• Written task: Copy each line of the material below that includes the string "逻辑严密".

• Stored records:
-- START --

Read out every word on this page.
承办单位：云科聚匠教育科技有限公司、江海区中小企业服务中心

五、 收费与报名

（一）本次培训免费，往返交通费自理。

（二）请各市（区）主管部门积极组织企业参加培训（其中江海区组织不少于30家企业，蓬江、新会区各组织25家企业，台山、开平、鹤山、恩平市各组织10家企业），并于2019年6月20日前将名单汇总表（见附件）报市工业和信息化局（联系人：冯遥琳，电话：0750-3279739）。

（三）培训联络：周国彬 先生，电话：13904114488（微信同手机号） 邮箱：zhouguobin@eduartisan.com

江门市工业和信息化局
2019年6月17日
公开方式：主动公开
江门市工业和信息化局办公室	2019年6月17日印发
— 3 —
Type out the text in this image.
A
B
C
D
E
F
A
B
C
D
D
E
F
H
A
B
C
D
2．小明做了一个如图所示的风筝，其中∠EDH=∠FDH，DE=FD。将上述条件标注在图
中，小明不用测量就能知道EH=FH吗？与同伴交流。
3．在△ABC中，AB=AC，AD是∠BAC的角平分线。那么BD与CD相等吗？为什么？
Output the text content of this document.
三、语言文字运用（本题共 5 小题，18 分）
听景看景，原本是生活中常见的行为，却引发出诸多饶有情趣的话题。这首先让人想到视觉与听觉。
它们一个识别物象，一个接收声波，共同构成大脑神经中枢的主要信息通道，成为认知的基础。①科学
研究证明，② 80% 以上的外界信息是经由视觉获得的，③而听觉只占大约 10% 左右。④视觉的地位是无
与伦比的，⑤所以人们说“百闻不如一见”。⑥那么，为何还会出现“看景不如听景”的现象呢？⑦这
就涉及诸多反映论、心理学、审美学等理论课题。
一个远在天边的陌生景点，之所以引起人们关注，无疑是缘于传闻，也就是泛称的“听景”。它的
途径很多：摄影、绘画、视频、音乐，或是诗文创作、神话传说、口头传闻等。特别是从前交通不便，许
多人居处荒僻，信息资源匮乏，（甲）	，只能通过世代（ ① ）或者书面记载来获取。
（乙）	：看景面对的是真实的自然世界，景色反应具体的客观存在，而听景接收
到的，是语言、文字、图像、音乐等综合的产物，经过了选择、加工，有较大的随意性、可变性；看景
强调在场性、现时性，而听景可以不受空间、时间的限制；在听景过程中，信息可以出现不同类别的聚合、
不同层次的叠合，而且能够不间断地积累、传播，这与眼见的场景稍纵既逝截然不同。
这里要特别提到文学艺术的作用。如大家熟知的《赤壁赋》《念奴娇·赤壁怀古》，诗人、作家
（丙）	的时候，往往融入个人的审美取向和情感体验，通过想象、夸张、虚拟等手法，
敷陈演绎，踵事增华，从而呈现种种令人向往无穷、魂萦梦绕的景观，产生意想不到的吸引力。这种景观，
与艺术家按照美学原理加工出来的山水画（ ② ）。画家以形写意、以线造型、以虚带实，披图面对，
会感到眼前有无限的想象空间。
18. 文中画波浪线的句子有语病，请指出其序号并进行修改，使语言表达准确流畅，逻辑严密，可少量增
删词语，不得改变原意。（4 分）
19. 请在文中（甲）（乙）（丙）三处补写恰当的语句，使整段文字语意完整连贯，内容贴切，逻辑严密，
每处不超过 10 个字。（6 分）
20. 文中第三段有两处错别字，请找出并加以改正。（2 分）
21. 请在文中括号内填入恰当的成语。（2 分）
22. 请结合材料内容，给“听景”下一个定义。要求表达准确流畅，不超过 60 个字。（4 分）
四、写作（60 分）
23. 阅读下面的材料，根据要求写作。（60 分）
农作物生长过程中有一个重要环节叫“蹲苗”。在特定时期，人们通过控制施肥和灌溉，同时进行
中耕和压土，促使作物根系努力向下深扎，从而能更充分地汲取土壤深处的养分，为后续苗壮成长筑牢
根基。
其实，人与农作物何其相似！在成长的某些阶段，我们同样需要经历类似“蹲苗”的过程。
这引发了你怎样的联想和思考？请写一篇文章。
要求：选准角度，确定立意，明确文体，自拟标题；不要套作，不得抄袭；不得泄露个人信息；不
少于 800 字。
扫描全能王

-- END --

• Finished task:
18. 文中画波浪线的句子有语病，请指出其序号并进行修改，使语言表达准确流畅，逻辑严密，可少量增
19. 请在文中（甲）（乙）（丙）三处补写恰当的语句，使整段文字语意完整连贯，内容贴切，逻辑严密，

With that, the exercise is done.